● Supplied information
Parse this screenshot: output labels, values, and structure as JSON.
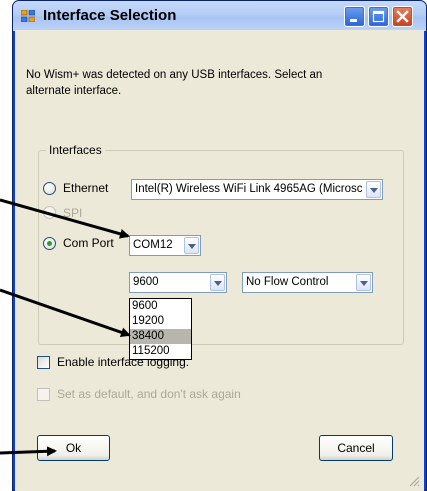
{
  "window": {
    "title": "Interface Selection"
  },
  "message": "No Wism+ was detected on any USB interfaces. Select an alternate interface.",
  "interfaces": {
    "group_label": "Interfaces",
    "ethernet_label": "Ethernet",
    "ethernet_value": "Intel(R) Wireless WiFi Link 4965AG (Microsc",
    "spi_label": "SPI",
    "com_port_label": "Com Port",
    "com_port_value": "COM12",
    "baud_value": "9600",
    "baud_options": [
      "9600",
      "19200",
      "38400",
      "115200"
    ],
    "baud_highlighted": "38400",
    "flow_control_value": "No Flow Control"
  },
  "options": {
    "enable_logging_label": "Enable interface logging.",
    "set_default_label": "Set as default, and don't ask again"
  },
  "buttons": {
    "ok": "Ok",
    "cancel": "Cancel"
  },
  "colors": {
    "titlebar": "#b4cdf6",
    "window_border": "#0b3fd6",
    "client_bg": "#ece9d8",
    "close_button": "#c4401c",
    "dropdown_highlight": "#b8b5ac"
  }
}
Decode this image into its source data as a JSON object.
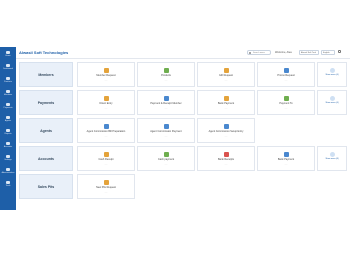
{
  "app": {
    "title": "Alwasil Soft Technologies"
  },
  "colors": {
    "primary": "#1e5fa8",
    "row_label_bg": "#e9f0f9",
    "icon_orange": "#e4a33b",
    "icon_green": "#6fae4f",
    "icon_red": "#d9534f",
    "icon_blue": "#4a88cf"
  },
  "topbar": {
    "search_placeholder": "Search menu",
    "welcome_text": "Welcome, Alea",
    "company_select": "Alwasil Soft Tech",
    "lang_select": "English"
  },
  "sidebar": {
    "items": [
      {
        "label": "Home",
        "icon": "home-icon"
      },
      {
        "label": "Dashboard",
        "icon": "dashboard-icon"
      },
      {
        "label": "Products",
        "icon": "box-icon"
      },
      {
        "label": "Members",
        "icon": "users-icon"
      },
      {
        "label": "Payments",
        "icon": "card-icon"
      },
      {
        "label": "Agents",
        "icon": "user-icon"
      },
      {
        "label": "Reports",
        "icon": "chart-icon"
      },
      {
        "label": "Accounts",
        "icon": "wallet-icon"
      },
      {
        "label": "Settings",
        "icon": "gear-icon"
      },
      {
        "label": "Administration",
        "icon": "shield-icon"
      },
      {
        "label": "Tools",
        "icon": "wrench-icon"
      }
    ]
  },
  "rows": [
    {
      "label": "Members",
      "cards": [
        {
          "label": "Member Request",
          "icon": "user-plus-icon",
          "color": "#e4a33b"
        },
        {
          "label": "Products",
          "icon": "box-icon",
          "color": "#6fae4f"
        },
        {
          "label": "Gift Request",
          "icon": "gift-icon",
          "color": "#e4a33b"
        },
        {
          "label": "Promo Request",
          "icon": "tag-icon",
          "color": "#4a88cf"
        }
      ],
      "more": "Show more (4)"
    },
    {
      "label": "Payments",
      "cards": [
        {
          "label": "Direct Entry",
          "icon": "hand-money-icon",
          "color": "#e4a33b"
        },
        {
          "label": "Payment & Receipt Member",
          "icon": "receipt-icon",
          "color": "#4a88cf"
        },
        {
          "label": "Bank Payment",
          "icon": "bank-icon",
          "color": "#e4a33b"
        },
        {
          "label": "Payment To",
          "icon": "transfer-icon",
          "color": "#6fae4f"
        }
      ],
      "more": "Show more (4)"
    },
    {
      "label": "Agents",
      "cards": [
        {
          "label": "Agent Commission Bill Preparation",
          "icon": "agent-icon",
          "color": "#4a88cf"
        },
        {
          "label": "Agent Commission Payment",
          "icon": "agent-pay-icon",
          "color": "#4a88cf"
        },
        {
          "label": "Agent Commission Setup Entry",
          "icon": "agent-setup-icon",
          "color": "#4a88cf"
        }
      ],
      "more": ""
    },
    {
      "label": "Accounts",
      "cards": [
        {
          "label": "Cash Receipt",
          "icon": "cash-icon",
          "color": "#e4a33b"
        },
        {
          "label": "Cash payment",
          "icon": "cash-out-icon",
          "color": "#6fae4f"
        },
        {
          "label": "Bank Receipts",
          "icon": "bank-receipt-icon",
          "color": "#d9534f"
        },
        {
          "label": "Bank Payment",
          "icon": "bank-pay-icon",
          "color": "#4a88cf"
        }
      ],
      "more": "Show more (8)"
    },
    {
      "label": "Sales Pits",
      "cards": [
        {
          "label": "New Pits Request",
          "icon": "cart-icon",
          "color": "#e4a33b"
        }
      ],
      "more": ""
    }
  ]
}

● The exercise
Identify the lines of the entries containing the string "Soft". Copy each such line.

● The solution
    "title": "Alwasil Soft Technologies"
    "company_select": "Alwasil Soft Tech",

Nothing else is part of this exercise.